**TASK GOAL**.
Please give the entries again in full and exactly, without any picture.
———
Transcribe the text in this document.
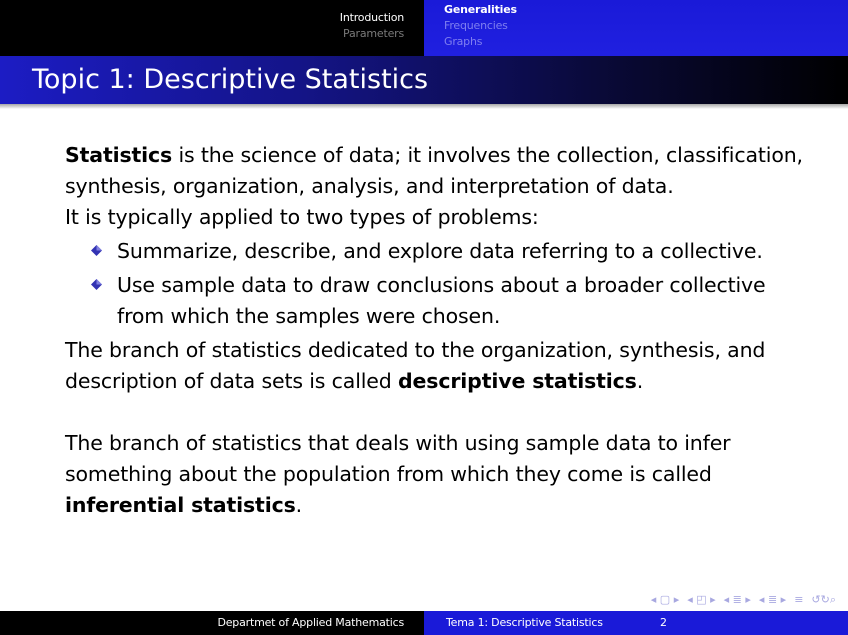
Introduction
Parameters
Generalities
Frequencies
Graphs
Topic 1: Descriptive Statistics

Statistics is the science of data; it involves the collection, classification, synthesis, organization, analysis, and interpretation of data.

It is typically applied to two types of problems:

Summarize, describe, and explore data referring to a collective.
Use sample data to draw conclusions about a broader collective from which the samples were chosen.

The branch of statistics dedicated to the organization, synthesis, and description of data sets is called descriptive statistics.

The branch of statistics that deals with using sample data to infer something about the population from which they come is called inferential statistics.

◂ ▢ ▸ ◂ ◰ ▸ ◂ ≣ ▸ ◂ ≣ ▸ ≡ ↺↻⌕
Departmet of Applied Mathematics	Tema 1: Descriptive Statistics	2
———
**WRITTEN REPLY**.
Transcribe the text in this document.
Introduction
Parameters
Generalities
Frequencies
Graphs
Topic 1: Descriptive Statistics

Statistics is the science of data; it involves the collection, classification, synthesis, organization, analysis, and interpretation of data.

It is typically applied to two types of problems:

Summarize, describe, and explore data referring to a collective.
Use sample data to draw conclusions about a broader collective from which the samples were chosen.

The branch of statistics dedicated to the organization, synthesis, and description of data sets is called descriptive statistics.

The branch of statistics that deals with using sample data to infer something about the population from which they come is called inferential statistics.

◂ ▢ ▸ ◂ ◰ ▸ ◂ ≣ ▸ ◂ ≣ ▸ ≡ ↺↻⌕
Departmet of Applied Mathematics	Tema 1: Descriptive Statistics	2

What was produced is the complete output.